→ **What is being asked**
Starting at the line that contains "Extract the structured", reproduce every line through the end of the entries below, with no pictures in the copy.

------

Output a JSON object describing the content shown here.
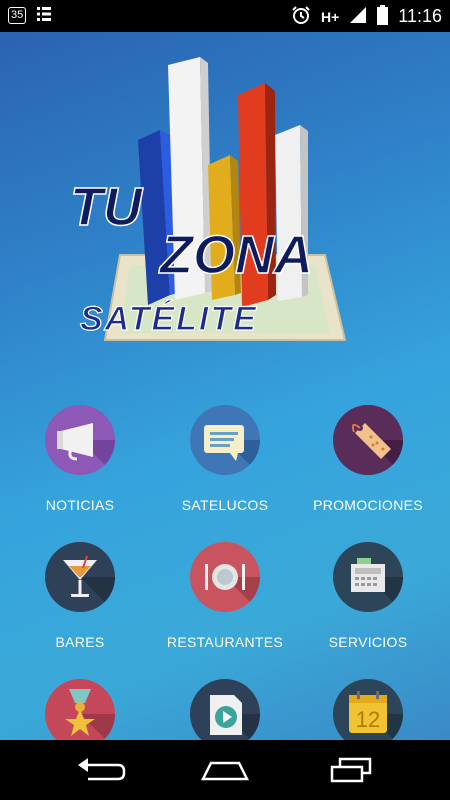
{
  "status_bar": {
    "badge": "35",
    "network": "H+",
    "time": "11:16"
  },
  "logo": {
    "line1": "TU",
    "line2": "ZONA",
    "line3": "SATÉLITE"
  },
  "menu": {
    "items": [
      {
        "label": "NOTICIAS",
        "icon": "megaphone-icon",
        "color": "#8e59b6"
      },
      {
        "label": "SATELUCOS",
        "icon": "chat-icon",
        "color": "#3e76b6"
      },
      {
        "label": "PROMOCIONES",
        "icon": "tag-icon",
        "color": "#5a2c5a"
      },
      {
        "label": "BARES",
        "icon": "cocktail-icon",
        "color": "#2f4158"
      },
      {
        "label": "RESTAURANTES",
        "icon": "plate-icon",
        "color": "#c8545f"
      },
      {
        "label": "SERVICIOS",
        "icon": "cash-register-icon",
        "color": "#2d4559"
      },
      {
        "label": "",
        "icon": "medal-icon",
        "color": "#c4485a"
      },
      {
        "label": "",
        "icon": "play-icon",
        "color": "#2f4158"
      },
      {
        "label": "",
        "icon": "calendar-icon",
        "color": "#2d4559"
      }
    ]
  },
  "calendar_number": "12"
}
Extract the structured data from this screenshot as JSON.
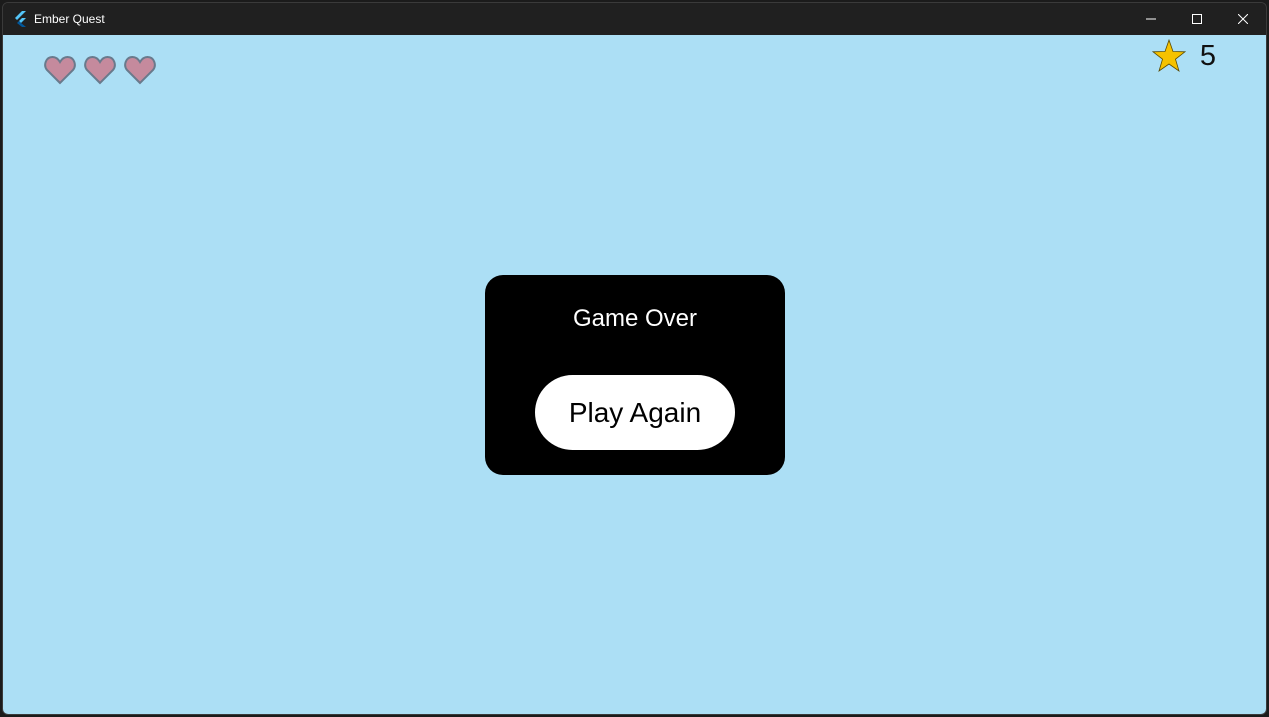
{
  "window": {
    "title": "Ember Quest",
    "app_icon": "flutter-icon"
  },
  "window_controls": [
    "minimize-icon",
    "maximize-icon",
    "close-icon"
  ],
  "colors": {
    "sky": "#acdff5",
    "heart_fill": "#c58a9d",
    "heart_outline": "#6a7a8c",
    "star_fill": "#f5c200",
    "dialog_bg": "#000000",
    "button_bg": "#ffffff"
  },
  "hud": {
    "lives": 3,
    "lives_icon": "heart-icon",
    "score_icon": "star-icon",
    "score": "5"
  },
  "dialog": {
    "title": "Game Over",
    "button_label": "Play Again"
  }
}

------

→ **Complete output**
Extract the structured data from this screenshot as JSON.
{
  "window": {
    "title": "Ember Quest",
    "app_icon": "flutter-icon"
  },
  "window_controls": [
    "minimize-icon",
    "maximize-icon",
    "close-icon"
  ],
  "colors": {
    "sky": "#acdff5",
    "heart_fill": "#c58a9d",
    "heart_outline": "#6a7a8c",
    "star_fill": "#f5c200",
    "dialog_bg": "#000000",
    "button_bg": "#ffffff"
  },
  "hud": {
    "lives": 3,
    "lives_icon": "heart-icon",
    "score_icon": "star-icon",
    "score": "5"
  },
  "dialog": {
    "title": "Game Over",
    "button_label": "Play Again"
  }
}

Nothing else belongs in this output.